Supplied information:
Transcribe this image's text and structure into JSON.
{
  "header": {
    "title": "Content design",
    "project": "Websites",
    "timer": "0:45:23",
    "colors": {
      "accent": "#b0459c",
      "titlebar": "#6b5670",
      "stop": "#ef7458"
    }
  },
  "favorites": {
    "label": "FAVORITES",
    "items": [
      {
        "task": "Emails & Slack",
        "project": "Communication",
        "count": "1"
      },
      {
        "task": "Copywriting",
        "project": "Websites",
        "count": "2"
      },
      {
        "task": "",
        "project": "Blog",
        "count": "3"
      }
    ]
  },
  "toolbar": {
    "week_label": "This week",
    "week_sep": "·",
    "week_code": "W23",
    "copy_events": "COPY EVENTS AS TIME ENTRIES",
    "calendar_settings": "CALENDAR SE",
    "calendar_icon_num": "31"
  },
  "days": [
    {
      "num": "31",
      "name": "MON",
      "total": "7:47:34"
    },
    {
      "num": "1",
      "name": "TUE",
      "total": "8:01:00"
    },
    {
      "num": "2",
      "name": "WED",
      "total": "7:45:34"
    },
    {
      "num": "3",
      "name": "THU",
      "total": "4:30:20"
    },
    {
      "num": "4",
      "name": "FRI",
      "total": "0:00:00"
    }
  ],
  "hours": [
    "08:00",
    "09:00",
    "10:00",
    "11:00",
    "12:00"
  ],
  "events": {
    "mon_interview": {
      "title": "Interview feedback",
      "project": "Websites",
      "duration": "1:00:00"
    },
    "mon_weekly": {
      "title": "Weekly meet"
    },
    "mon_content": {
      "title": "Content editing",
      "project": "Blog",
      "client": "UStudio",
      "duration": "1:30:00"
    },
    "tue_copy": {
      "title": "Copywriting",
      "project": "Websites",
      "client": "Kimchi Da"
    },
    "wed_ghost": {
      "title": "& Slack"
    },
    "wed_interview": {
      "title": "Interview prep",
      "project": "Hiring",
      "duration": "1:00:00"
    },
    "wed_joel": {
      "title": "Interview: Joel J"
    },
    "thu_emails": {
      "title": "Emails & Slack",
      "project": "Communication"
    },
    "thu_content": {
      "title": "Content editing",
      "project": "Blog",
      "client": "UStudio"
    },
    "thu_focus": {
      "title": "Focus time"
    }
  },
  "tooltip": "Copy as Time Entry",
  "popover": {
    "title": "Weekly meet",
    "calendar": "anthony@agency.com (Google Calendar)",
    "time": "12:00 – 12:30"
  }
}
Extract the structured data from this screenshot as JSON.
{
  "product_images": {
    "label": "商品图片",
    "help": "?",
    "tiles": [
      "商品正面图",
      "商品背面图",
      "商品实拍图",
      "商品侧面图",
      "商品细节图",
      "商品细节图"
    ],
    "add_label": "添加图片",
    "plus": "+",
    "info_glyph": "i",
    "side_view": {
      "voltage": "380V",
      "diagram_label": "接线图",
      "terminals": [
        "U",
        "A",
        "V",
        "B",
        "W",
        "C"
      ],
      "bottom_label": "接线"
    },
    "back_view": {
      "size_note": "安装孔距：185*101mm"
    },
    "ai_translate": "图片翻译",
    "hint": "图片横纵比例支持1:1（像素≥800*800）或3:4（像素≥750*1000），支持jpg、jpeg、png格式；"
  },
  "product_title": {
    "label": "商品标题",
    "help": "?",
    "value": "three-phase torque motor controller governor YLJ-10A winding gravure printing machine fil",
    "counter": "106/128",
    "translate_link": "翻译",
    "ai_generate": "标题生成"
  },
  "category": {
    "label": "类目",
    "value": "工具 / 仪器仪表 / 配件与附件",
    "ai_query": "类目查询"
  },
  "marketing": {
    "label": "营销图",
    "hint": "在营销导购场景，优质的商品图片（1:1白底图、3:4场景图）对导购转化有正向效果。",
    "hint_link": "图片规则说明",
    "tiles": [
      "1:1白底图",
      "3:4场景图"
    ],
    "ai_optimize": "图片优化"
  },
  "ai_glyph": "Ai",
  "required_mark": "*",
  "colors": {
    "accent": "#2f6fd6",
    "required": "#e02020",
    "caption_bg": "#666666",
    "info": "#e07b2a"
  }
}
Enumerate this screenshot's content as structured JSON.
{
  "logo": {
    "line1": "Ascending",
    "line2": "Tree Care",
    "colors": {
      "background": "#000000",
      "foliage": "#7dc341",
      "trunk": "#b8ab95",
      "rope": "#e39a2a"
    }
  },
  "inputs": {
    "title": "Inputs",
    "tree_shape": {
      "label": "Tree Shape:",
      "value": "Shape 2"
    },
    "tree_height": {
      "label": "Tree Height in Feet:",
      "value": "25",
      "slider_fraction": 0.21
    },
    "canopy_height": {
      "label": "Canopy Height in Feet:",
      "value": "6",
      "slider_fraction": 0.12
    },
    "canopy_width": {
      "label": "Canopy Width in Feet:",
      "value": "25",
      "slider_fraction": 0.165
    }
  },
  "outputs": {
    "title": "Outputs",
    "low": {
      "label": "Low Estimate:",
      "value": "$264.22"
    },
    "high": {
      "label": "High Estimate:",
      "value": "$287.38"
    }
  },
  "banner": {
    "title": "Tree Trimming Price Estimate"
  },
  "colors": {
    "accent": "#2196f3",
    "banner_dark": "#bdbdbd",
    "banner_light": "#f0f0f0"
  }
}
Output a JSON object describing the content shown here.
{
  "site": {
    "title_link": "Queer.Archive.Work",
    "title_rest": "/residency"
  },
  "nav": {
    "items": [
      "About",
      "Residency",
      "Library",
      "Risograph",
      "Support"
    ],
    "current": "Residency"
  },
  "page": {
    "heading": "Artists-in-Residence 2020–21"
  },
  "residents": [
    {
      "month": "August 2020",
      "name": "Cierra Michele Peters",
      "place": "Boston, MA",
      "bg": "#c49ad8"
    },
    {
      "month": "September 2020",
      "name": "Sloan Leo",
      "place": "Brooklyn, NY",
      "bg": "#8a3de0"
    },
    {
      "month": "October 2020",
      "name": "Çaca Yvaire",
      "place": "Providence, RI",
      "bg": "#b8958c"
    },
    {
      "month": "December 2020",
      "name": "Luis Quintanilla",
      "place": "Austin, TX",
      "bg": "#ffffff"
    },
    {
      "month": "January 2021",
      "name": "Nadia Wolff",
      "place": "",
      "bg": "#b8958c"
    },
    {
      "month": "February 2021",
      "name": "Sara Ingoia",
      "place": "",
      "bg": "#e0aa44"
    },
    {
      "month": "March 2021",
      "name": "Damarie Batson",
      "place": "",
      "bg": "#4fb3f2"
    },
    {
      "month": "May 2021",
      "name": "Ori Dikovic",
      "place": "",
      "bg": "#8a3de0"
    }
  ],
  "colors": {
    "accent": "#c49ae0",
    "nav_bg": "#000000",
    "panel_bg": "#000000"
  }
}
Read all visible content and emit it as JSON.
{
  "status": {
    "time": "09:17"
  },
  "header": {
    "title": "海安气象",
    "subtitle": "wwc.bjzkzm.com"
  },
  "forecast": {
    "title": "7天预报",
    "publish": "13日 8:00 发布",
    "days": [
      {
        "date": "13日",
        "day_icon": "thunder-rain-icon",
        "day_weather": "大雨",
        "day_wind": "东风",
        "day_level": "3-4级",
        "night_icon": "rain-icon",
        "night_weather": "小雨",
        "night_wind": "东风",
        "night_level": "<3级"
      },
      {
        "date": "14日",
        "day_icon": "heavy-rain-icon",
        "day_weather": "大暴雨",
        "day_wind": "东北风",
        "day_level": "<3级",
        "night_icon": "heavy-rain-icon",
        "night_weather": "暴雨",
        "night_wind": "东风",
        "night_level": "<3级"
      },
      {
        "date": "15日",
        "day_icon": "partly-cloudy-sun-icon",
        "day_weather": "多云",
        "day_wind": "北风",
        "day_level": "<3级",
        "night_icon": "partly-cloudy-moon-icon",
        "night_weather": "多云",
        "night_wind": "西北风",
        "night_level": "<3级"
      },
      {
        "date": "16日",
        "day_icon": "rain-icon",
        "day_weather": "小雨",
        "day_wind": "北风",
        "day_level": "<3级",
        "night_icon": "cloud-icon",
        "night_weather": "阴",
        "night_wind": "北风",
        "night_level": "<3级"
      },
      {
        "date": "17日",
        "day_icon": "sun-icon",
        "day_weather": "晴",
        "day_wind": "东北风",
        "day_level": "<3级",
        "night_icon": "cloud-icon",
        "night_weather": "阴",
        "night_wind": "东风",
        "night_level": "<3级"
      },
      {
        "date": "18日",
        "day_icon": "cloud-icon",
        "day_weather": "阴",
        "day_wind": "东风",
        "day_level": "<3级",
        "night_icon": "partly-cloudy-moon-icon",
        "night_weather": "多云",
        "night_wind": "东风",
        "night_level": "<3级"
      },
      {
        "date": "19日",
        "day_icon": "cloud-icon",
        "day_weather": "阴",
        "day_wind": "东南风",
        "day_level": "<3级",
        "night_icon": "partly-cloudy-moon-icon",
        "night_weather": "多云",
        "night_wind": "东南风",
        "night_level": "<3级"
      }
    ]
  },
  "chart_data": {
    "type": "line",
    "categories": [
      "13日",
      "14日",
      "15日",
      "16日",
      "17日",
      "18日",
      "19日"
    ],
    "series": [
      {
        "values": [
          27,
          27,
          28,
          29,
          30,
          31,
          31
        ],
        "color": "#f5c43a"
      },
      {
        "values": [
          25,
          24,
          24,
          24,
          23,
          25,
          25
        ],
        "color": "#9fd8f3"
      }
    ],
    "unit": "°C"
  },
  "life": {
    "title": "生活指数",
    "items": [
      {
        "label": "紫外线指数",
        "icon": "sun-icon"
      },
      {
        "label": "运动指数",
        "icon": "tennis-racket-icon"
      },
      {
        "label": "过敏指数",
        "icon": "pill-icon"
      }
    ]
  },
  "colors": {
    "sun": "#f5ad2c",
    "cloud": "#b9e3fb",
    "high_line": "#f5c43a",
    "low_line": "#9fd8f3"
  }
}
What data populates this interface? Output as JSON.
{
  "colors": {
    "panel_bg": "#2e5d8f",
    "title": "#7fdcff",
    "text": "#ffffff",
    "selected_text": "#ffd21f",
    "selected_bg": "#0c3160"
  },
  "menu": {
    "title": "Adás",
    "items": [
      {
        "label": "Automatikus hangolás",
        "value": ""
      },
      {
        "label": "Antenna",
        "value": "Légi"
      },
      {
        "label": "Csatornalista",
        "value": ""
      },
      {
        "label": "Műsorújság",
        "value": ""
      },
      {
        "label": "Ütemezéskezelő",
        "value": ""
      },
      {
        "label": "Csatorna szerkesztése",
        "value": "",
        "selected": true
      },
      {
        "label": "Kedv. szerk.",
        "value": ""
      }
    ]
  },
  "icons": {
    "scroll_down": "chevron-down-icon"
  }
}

What to produce: Review the preceding data and report every line that includes the string "heavy".

Output of the task:
        "day_icon": "heavy-rain-icon",
        "night_icon": "heavy-rain-icon",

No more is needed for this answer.